[Dataset excerpt]
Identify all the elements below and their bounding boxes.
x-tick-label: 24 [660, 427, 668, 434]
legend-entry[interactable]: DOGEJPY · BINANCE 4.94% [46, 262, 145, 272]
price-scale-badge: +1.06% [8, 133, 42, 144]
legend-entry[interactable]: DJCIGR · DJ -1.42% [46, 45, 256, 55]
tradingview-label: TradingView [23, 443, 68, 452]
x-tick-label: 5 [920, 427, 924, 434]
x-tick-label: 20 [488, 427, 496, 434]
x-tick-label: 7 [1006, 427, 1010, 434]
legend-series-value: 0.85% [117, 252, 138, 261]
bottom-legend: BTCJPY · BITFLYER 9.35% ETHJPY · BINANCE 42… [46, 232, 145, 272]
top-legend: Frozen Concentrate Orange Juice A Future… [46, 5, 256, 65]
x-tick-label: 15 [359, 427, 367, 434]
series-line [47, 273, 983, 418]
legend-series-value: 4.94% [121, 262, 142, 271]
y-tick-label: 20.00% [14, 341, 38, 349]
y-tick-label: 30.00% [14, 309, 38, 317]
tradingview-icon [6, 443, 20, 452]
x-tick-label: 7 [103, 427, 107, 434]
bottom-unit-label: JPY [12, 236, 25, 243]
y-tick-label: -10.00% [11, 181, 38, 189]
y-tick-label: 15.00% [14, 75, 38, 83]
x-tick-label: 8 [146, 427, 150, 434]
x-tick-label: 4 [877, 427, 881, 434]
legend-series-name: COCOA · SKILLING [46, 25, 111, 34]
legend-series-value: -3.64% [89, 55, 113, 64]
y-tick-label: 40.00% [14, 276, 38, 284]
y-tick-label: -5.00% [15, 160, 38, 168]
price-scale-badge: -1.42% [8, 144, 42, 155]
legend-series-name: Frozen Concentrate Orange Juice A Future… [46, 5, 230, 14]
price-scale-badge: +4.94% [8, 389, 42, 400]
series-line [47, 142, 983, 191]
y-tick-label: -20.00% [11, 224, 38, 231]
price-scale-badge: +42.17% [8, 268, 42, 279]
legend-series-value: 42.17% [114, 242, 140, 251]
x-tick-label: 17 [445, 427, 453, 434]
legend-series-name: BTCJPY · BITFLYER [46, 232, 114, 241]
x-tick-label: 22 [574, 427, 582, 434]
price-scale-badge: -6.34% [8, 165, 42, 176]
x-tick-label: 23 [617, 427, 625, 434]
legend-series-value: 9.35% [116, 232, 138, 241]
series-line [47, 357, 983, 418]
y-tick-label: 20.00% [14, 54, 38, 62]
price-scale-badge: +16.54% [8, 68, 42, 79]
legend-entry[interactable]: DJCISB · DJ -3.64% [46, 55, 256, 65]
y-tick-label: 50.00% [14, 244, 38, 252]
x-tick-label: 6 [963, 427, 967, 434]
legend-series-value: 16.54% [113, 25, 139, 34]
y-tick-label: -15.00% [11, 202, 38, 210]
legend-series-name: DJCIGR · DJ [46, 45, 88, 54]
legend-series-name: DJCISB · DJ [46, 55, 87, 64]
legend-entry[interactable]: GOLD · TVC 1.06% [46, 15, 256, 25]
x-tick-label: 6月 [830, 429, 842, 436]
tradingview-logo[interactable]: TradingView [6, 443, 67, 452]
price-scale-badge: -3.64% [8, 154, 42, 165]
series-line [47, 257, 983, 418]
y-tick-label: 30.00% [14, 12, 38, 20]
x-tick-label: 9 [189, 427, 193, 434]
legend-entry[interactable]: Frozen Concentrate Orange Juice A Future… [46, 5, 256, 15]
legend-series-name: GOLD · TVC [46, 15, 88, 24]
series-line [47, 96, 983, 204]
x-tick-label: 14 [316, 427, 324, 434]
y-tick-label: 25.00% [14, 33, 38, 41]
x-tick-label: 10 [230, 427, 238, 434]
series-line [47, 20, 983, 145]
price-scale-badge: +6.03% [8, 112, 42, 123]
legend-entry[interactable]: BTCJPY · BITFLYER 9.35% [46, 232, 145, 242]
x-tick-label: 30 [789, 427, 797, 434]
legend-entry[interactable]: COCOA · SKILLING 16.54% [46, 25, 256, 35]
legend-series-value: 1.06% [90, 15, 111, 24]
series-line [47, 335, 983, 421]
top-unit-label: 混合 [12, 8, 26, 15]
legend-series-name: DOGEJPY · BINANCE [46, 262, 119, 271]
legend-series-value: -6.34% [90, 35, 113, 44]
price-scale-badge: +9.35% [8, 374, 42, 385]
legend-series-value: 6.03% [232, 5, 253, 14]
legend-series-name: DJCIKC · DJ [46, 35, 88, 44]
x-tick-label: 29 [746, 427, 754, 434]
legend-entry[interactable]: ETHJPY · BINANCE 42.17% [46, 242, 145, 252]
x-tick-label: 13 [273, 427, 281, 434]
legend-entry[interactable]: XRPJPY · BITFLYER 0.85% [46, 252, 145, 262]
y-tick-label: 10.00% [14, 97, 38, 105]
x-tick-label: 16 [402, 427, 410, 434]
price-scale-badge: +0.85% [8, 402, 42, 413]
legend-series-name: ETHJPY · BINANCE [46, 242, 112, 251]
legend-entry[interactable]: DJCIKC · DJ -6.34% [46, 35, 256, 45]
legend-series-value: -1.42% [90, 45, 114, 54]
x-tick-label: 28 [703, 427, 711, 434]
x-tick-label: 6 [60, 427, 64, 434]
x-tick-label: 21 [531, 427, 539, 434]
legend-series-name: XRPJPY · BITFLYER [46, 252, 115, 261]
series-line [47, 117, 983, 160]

GOAL OF THE EXERCISE: Rewrite the stretch of rows from the first one through the row containing "bottom-legend: BTCJPY ·", replacing "x-tick-label" with "x-axis-label" and keeping everything else the same.

COMPLETED EXERCISE:
Identify all the elements below and their bounding boxes.
x-axis-label: 24 [660, 427, 668, 434]
legend-entry[interactable]: DOGEJPY · BINANCE 4.94% [46, 262, 145, 272]
price-scale-badge: +1.06% [8, 133, 42, 144]
legend-entry[interactable]: DJCIGR · DJ -1.42% [46, 45, 256, 55]
tradingview-label: TradingView [23, 443, 68, 452]
x-axis-label: 5 [920, 427, 924, 434]
x-axis-label: 20 [488, 427, 496, 434]
x-axis-label: 7 [1006, 427, 1010, 434]
legend-series-value: 0.85% [117, 252, 138, 261]
bottom-legend: BTCJPY · BITFLYER 9.35% ETHJPY · BINANCE 42… [46, 232, 145, 272]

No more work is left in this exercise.